ACTIVIDADES PROPUESTAS ::
(a) Según el texto sobre la justicia y la misericordia, ¿a través de qué se enriquece y complementa la justicia?
(b) Enumera, a partir del texto sobre la justicia y la misericordia, todas las consecuencias a las que puede conducir o en las que puede terminar la estricta justicia.
(c) Extrae del texto sobre la justicia y la misericordia el fragmento que va desde "La justicia se" hasta "de la humanidad.".

TEXTO DE LECTURA ::
***

La justicia se enriquece y complementa a través de la misericordia. Es más, la
estricta justicia «puede conducir a la negación y al aniquilamiento de sí misma
si no se le permite a esa forma más profunda, que es el amor, plasmar la vida
humana»14, y puede terminar «en un sistema de opresión de los más
débiles por los más fuertes o en una arena de lucha permanente de los unos
contra los otros»15.
La
justicia y la misericordia se sostienen y se fortalecen mutuamente. «Únicamente
con la justicia no resolveréis nunca los grandes problemas de la humanidad.
Cuando se hace justicia a secas, no os extrañéis si la gente se queda herida:
pide mucho más la dignidad del hombre, que es hijo de Dios»16.

***

INFORMACIÓN PROPORCIONADA ::
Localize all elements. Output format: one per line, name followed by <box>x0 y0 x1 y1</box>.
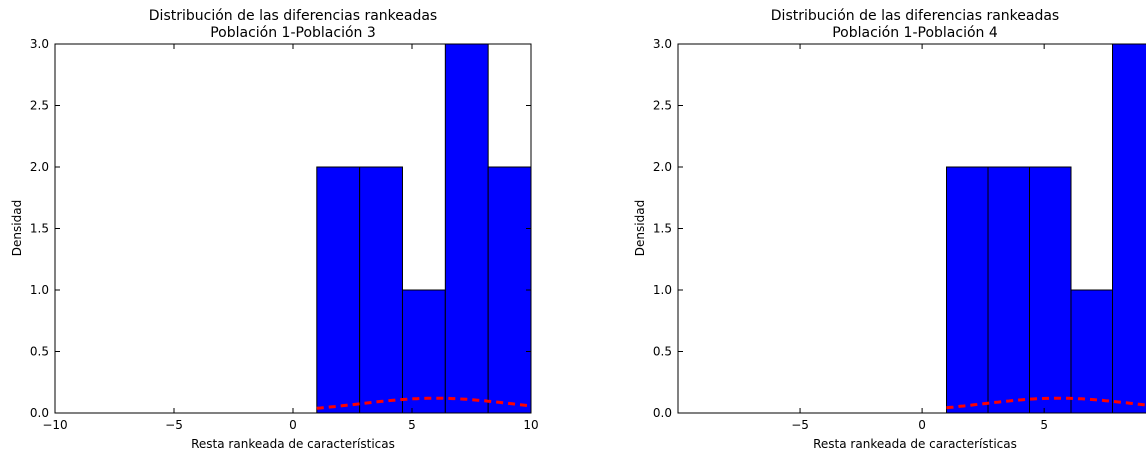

***

SOLUCIONARIO ::
(a) A través de la misericordia.

(b)
- La negación de sí misma
- El aniquilamiento de sí misma
- Un sistema de opresión de los más débiles por los más fuertes
- Una arena de lucha permanente de los unos contra los otros

(c)
La justicia se enriquece y complementa a través de la misericordia. Es más, la
estricta justicia «puede conducir a la negación y al aniquilamiento de sí misma
si no se le permite a esa forma más profunda, que es el amor, plasmar la vida
humana»14, y puede terminar «en un sistema de opresión de los más
débiles por los más fuertes o en una arena de lucha permanente de los unos
contra los otros»15.
La
justicia y la misericordia se sostienen y se fortalecen mutuamente. «Únicamente
con la justicia no resolveréis nunca los grandes problemas de la humanidad.